> [Instruções do exercício] Atualize o trecho do texto sobre sorrir em fotos e os povos nativos que começa com as palavras "Edward Curtis/Library of" e termina com "que é feliz.", trocando "povos originários" por "povos indígenas".

───── Texto extraído ─────

Quando paramos de represar a tristeza, aprendemos a estar em casa no mundo.

Note como nós sorrimos sempre pra fotos, como se fosse uma obrigação. Meus filhos desde pequenos aprenderam que é uma obrigação, então quando as pessoas apontam a câmera e falam “sorria!” eles mostram os dentes. Eles nasceram nisso. Numa cultura da imagem, então simplesmente mostram os dentes.

Edward Curtis/Library of Congress

Nós não vemos os povos originários deste continente sorrindo pra fotos. Isto não significa que eles eram infelizes, mas que não tinham este programa instalado no subconsciente. Nós, por outro lado, rodamos esta diretriz que diz que, quando todo mundo estiver olhando, você precisa arreganhar os dentes pra mostrar que é feliz.

Eu invoquei a presença dos povos nativos aqui porque eles são mestres em sentir. Ao contrário do que Descartes (homem, branco, europeu, solteiro) presumiu, para as populações conectadas com a Terra os sentimentos não são “enganosos”, mas são seus guias mais confiáveis.

Os povos nativos sentem quando o tempo vai fechar ou quando algo está errado, sonham com a planta que precisam pra curar uma doença, recebem da voz da Terra o nome para seus recém-nascidos, ou mesmo para si próprios após ritos de passagem iniciáticos. São capazes de passar dias em silêncio se comunicando com algo que é inacessível para nós.

───── Registros fornecidos ─────

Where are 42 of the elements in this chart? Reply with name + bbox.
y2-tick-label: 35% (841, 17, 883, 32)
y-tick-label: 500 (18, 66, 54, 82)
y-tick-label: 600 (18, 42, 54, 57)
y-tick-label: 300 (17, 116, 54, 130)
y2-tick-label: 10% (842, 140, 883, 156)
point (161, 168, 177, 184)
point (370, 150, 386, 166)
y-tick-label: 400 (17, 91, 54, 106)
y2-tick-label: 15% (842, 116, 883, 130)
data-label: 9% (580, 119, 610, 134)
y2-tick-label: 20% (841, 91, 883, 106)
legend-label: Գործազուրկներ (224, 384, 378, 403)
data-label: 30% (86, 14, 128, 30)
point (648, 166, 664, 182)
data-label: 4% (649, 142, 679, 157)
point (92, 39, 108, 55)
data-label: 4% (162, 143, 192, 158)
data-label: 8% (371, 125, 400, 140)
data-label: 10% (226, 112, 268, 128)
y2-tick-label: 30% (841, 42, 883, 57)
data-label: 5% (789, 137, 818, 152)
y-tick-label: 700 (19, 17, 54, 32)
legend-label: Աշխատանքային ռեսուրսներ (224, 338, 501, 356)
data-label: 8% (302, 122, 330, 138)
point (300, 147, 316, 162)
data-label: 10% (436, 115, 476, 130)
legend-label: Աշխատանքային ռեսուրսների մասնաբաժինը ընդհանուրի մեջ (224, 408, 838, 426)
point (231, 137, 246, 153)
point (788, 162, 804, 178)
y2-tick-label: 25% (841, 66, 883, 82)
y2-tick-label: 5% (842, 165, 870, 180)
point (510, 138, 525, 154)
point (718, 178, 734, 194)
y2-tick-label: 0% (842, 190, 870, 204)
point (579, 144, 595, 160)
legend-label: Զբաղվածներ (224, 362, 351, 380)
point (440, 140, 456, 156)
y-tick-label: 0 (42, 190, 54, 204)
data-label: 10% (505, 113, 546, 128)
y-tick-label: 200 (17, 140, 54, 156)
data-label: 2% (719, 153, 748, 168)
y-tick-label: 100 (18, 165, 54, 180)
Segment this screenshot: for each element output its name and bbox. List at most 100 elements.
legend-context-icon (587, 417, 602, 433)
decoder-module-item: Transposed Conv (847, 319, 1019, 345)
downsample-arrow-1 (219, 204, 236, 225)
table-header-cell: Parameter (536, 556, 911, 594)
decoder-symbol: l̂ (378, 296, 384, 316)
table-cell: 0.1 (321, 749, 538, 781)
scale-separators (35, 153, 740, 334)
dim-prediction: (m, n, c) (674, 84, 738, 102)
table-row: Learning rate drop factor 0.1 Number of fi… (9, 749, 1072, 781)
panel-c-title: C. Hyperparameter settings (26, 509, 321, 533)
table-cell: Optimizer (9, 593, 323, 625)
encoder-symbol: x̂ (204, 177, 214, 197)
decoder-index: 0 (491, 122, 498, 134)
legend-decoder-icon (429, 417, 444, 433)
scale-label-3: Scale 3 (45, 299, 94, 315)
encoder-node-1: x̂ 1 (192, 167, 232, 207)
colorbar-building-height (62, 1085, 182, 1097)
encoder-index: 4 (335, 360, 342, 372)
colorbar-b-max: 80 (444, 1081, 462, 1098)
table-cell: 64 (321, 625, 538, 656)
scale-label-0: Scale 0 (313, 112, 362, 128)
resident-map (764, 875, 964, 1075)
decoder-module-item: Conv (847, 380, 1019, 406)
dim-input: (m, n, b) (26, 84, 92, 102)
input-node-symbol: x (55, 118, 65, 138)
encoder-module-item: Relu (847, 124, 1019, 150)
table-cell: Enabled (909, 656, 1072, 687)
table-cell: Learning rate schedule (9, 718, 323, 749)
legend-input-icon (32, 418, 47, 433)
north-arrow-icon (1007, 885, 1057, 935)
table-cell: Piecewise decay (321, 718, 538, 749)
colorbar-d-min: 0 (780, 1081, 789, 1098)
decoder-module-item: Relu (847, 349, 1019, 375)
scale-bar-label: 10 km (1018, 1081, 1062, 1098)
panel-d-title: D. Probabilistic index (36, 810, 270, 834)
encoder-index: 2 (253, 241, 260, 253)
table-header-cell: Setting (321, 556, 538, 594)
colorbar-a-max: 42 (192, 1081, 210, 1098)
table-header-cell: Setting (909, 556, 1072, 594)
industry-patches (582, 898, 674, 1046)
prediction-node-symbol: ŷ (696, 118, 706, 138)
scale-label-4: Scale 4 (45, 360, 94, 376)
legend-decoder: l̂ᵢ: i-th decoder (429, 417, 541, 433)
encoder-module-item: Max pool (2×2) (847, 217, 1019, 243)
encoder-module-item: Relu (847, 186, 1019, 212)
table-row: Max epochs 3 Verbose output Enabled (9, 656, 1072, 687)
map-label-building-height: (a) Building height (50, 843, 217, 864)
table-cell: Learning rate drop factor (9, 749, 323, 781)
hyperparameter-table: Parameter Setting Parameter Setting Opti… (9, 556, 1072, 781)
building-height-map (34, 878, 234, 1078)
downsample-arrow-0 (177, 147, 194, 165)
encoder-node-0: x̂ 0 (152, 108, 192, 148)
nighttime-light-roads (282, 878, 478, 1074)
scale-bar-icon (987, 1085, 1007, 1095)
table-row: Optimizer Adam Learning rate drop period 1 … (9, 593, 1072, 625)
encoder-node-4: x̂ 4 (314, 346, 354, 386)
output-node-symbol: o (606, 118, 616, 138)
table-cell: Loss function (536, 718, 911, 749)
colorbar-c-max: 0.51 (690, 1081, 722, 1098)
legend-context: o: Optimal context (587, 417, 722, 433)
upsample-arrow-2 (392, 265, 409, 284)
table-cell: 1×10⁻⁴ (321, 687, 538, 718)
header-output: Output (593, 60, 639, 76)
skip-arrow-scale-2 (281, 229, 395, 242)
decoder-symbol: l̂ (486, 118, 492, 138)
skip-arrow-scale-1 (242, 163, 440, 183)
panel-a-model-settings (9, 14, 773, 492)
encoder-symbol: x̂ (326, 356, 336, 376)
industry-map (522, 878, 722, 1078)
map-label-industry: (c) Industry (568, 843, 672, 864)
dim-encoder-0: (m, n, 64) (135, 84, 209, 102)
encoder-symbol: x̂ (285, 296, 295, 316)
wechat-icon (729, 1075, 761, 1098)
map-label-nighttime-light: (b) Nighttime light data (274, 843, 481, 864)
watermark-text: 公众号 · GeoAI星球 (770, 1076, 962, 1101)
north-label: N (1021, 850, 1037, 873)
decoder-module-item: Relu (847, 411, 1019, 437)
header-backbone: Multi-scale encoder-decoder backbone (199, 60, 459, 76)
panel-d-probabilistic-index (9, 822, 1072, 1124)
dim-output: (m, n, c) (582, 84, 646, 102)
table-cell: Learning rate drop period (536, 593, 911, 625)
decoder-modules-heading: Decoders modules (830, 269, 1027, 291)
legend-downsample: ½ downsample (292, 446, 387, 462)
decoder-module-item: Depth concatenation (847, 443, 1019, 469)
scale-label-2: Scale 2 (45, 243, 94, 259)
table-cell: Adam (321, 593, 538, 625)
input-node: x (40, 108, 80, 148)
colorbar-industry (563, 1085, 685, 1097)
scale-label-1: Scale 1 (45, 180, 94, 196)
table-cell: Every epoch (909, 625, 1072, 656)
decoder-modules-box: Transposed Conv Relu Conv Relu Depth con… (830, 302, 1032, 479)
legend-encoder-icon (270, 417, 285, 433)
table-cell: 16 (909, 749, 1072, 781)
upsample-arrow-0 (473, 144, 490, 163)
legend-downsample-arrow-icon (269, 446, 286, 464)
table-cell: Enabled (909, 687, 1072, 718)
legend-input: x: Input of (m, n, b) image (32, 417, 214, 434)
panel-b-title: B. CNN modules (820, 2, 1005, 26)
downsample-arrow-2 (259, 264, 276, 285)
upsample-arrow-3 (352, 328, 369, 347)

─────

> [Resposta do exercício]
Edward Curtis/Library of Congress

Nós não vemos os povos indígenas deste continente sorrindo pra fotos. Isto não significa que eles eram infelizes, mas que não tinham este programa instalado no subconsciente. Nós, por outro lado, rodamos esta diretriz que diz que, quando todo mundo estiver olhando, você precisa arreganhar os dentes pra mostrar que é feliz.